*The problem*:
Please output, word for word, every line from the first one through the line holding "gift-card-icon[interactable] (835, 887, 875, 927)", inclusive.

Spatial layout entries
____

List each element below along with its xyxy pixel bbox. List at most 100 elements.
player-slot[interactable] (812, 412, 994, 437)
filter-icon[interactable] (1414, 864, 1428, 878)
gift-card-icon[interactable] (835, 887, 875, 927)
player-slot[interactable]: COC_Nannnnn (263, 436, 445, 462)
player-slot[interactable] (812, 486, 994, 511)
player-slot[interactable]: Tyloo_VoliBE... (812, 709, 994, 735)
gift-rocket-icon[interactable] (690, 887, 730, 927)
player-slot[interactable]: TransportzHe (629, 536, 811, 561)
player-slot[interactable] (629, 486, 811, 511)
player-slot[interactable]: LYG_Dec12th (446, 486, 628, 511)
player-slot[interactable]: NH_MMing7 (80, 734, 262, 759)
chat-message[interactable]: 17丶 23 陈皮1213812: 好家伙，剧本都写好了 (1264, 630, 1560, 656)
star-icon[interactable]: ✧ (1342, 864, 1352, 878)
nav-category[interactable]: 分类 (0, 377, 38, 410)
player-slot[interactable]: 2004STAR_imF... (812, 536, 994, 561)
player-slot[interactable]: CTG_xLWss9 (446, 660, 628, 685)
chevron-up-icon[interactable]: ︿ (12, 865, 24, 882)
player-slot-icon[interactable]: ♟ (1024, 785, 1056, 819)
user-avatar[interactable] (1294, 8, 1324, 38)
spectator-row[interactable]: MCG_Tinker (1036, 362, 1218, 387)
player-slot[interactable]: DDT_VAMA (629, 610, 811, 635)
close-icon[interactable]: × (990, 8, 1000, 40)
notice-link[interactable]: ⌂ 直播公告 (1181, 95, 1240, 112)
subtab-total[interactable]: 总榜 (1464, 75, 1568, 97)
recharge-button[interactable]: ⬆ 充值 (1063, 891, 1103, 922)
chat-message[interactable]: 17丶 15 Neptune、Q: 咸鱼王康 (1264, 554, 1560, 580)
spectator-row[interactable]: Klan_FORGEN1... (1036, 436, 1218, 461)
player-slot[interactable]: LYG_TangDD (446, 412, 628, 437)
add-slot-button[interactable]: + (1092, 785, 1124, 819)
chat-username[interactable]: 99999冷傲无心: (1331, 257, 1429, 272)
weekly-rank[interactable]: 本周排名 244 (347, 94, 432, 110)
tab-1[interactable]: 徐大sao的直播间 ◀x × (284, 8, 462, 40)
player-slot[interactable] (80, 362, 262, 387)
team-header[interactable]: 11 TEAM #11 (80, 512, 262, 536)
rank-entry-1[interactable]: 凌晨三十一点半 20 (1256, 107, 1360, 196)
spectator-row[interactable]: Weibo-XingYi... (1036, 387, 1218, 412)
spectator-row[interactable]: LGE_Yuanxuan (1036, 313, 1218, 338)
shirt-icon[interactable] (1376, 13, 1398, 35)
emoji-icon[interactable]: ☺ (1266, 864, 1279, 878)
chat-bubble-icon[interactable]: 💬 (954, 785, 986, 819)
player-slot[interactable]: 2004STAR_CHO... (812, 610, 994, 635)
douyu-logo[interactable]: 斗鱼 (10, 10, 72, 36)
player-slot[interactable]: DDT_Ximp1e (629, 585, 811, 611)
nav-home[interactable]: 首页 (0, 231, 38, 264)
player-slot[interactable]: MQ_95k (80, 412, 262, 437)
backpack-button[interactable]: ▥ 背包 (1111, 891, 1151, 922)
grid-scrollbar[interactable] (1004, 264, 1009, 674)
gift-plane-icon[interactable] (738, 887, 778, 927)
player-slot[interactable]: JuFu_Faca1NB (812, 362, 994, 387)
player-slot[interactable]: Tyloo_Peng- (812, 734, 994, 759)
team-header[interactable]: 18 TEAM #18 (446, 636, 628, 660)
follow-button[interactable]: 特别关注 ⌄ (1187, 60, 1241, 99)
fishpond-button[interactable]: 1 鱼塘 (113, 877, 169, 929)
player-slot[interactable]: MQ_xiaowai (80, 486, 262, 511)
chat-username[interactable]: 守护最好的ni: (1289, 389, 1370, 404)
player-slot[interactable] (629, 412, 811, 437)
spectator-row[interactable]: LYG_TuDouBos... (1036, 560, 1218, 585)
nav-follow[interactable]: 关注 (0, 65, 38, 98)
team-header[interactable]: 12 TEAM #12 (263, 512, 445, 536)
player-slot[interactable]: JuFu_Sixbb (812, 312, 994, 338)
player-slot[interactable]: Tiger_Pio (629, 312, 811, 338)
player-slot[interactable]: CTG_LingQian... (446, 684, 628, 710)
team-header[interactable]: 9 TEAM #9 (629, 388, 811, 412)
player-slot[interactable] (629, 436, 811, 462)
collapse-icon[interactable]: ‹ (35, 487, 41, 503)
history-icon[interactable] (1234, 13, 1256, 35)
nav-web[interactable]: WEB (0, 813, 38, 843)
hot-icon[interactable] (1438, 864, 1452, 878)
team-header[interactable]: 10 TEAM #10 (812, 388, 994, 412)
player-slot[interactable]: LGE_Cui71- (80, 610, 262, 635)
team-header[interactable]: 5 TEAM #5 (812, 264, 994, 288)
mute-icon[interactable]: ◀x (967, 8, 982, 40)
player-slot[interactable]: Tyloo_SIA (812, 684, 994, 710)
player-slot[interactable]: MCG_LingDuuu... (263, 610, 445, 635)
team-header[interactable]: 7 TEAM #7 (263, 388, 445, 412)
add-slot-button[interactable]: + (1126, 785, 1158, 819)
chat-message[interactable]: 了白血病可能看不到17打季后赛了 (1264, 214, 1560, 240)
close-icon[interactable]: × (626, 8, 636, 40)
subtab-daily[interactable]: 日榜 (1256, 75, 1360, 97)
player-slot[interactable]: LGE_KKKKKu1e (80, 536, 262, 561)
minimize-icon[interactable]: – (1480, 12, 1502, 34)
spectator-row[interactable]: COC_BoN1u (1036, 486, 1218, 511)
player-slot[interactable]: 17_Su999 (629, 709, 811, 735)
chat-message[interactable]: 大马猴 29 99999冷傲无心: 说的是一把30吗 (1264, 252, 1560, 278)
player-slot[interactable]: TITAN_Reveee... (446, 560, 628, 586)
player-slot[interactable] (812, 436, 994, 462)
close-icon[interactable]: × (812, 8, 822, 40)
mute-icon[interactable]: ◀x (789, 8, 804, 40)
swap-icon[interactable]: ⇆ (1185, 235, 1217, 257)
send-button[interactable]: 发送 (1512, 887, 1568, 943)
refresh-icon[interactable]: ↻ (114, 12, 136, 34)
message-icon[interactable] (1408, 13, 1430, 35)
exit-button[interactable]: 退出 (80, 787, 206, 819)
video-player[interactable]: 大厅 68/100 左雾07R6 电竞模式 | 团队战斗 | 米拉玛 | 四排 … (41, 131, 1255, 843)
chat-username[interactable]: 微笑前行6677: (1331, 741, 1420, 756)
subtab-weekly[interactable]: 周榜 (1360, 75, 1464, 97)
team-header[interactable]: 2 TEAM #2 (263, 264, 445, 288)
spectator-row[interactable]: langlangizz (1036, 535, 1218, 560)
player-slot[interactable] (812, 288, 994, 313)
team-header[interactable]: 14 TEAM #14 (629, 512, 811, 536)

____

*The answer*:
List each element below along with its xyxy pixel bbox. List at most 100 elements.
player-slot[interactable] (812, 412, 994, 437)
filter-icon[interactable] (1414, 864, 1428, 878)
gift-card-icon[interactable] (835, 887, 875, 927)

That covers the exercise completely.